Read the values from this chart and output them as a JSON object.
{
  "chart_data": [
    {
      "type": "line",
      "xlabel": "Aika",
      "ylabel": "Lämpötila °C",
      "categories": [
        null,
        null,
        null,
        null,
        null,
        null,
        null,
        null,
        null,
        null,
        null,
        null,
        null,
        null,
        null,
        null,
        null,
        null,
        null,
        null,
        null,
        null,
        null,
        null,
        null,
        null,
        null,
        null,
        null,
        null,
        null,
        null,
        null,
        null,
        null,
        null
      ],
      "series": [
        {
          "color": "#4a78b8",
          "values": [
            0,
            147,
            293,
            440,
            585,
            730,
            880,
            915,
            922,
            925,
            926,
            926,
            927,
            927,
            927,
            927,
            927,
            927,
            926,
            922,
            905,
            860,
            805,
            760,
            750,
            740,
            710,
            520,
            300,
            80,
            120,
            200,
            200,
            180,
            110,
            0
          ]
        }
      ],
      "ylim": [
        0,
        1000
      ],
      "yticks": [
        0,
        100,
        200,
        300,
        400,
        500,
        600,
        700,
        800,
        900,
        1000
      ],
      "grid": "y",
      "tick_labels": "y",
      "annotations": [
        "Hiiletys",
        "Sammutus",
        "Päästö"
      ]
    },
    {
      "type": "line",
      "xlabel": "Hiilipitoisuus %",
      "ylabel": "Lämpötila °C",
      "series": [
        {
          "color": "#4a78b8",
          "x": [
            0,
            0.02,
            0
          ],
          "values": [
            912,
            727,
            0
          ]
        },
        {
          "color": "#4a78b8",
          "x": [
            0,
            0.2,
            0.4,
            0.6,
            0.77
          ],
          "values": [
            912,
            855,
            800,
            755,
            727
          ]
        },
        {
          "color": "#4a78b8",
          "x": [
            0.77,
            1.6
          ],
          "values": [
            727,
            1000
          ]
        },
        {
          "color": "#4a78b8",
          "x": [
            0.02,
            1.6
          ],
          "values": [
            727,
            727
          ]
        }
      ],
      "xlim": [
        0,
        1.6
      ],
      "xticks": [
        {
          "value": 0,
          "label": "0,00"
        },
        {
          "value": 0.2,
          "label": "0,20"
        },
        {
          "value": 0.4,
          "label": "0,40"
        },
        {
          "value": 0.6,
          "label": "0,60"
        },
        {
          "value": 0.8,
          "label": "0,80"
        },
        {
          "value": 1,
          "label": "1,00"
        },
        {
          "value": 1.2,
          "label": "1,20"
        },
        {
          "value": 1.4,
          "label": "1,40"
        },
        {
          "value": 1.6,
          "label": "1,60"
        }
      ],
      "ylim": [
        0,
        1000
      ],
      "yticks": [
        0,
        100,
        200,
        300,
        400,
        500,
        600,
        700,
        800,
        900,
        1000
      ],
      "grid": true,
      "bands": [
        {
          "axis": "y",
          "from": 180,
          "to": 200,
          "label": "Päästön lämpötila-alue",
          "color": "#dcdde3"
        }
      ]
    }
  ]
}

▶ **What is asked**
Please quote the data above in full, with no line missing.

▶ **Answer in full**
Read the values from this chart and output them as a JSON object.
{
  "chart_data": [
    {
      "type": "line",
      "xlabel": "Aika",
      "ylabel": "Lämpötila °C",
      "categories": [
        null,
        null,
        null,
        null,
        null,
        null,
        null,
        null,
        null,
        null,
        null,
        null,
        null,
        null,
        null,
        null,
        null,
        null,
        null,
        null,
        null,
        null,
        null,
        null,
        null,
        null,
        null,
        null,
        null,
        null,
        null,
        null,
        null,
        null,
        null,
        null
      ],
      "series": [
        {
          "color": "#4a78b8",
          "values": [
            0,
            147,
            293,
            440,
            585,
            730,
            880,
            915,
            922,
            925,
            926,
            926,
            927,
            927,
            927,
            927,
            927,
            927,
            926,
            922,
            905,
            860,
            805,
            760,
            750,
            740,
            710,
            520,
            300,
            80,
            120,
            200,
            200,
            180,
            110,
            0
          ]
        }
      ],
      "ylim": [
        0,
        1000
      ],
      "yticks": [
        0,
        100,
        200,
        300,
        400,
        500,
        600,
        700,
        800,
        900,
        1000
      ],
      "grid": "y",
      "tick_labels": "y",
      "annotations": [
        "Hiiletys",
        "Sammutus",
        "Päästö"
      ]
    },
    {
      "type": "line",
      "xlabel": "Hiilipitoisuus %",
      "ylabel": "Lämpötila °C",
      "series": [
        {
          "color": "#4a78b8",
          "x": [
            0,
            0.02,
            0
          ],
          "values": [
            912,
            727,
            0
          ]
        },
        {
          "color": "#4a78b8",
          "x": [
            0,
            0.2,
            0.4,
            0.6,
            0.77
          ],
          "values": [
            912,
            855,
            800,
            755,
            727
          ]
        },
        {
          "color": "#4a78b8",
          "x": [
            0.77,
            1.6
          ],
          "values": [
            727,
            1000
          ]
        },
        {
          "color": "#4a78b8",
          "x": [
            0.02,
            1.6
          ],
          "values": [
            727,
            727
          ]
        }
      ],
      "xlim": [
        0,
        1.6
      ],
      "xticks": [
        {
          "value": 0,
          "label": "0,00"
        },
        {
          "value": 0.2,
          "label": "0,20"
        },
        {
          "value": 0.4,
          "label": "0,40"
        },
        {
          "value": 0.6,
          "label": "0,60"
        },
        {
          "value": 0.8,
          "label": "0,80"
        },
        {
          "value": 1,
          "label": "1,00"
        },
        {
          "value": 1.2,
          "label": "1,20"
        },
        {
          "value": 1.4,
          "label": "1,40"
        },
        {
          "value": 1.6,
          "label": "1,60"
        }
      ],
      "ylim": [
        0,
        1000
      ],
      "yticks": [
        0,
        100,
        200,
        300,
        400,
        500,
        600,
        700,
        800,
        900,
        1000
      ],
      "grid": true,
      "bands": [
        {
          "axis": "y",
          "from": 180,
          "to": 200,
          "label": "Päästön lämpötila-alue",
          "color": "#dcdde3"
        }
      ]
    }
  ]
}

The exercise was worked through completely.